▶ **What you need to do**
A. Answer these questions from the forum thread about avast! Software Analyzer, each on its own line and marked (i), (ii), (iii):
(i) According to the reply, where are the Software Analyzer rules kept?
(ii) Which feature does the poster ask about combining with Software Analyzer?
(iii) What infection vector does the poster say CyberCapture handles now?
B. List every kind of update named in the forum thread about avast! Software Analyzer.
C. Carry on the forum thread about avast! Software Analyzer from its last sentence.
#### Text shown ####
Since Software Analyzer is becoming a part of avast!, I have few questions regarding it. I’ve already tested it and I know first hand it’s brutally effective. But I’m already thinking for the future…
How flexible is Software Analyzer, can its rulesets be updated using streaming or VPS updates or only as program update?
Is avast! team already planning on enhancing it further already with new “sensors” and expanded rules?
Any plans to combine CyberCapture and Software Analyzer capabilities?
Is Software Analyzer giving CyberCapture very much needed flexibility when it comes to other infection vectors other than web (like it is now)?
I just want to learn more about Software Analyzer because it’s an amazing piece of technology with results I can already see today and I really don’t want it to stagnate, I want it to become even more powerful than it already is.
The Software Analyzer rules are in the VPS. Streaming updates… well, some detections delivered via streaming updates already are used by Software Analyzer. Whether some other related stuff would be delivered via streaming updates in the future - definitely can happen, but hard to say anything specific right now.
#### Supplied records ####
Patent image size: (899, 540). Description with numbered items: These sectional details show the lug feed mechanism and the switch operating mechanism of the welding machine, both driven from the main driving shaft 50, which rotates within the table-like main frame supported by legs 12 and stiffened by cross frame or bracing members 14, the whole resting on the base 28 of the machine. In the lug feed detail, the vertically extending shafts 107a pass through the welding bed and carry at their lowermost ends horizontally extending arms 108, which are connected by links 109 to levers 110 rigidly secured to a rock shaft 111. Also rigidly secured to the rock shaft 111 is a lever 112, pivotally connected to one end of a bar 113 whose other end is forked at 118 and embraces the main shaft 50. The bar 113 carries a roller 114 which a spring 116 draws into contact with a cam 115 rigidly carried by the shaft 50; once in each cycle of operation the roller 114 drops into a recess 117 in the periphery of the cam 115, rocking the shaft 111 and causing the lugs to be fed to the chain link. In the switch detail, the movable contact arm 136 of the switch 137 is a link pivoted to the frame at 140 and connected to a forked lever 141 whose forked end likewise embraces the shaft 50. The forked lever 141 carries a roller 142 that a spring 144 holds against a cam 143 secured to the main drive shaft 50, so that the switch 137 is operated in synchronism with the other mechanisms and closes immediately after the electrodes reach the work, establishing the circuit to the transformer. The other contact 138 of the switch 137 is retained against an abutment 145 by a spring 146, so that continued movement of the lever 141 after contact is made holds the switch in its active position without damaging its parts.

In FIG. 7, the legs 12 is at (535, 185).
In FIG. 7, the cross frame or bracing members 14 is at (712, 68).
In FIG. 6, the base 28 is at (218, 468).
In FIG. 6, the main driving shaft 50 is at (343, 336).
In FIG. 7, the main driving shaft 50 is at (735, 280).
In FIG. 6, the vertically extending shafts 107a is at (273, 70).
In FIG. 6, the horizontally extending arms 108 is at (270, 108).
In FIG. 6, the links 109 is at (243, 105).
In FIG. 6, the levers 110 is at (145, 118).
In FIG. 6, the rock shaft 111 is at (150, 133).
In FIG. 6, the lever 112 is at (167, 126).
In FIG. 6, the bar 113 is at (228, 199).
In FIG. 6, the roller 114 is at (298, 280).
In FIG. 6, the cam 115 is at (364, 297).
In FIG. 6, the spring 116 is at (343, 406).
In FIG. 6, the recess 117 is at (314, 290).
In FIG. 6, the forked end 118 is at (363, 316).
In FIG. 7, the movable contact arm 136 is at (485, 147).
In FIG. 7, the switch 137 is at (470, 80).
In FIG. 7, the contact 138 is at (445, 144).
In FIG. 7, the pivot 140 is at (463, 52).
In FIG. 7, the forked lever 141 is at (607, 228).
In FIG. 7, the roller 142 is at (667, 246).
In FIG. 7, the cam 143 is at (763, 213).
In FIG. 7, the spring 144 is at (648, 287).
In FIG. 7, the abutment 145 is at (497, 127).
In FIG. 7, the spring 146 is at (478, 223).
####
▶ **Answers to the exercise**
A.
(i) In the VPS.
(ii) CyberCapture.
(iii) The web.

B. Streaming updates, VPS updates, program update

C.
Right now, we’re still quite busy with the actual integration, but I’m quite sure enhancements will happen
Now that I’m thinking, it’s really not necessary to deliver updates for it via streaming updates, regular VPS would be more than enough frequent. I mean, the whole point of Software Analyzer is to operate as efficiently as possible without any updates. But is nice if you guys can update it on the fly for emerging threats that might be hard to cover with signatures, but easy using behavior blocker.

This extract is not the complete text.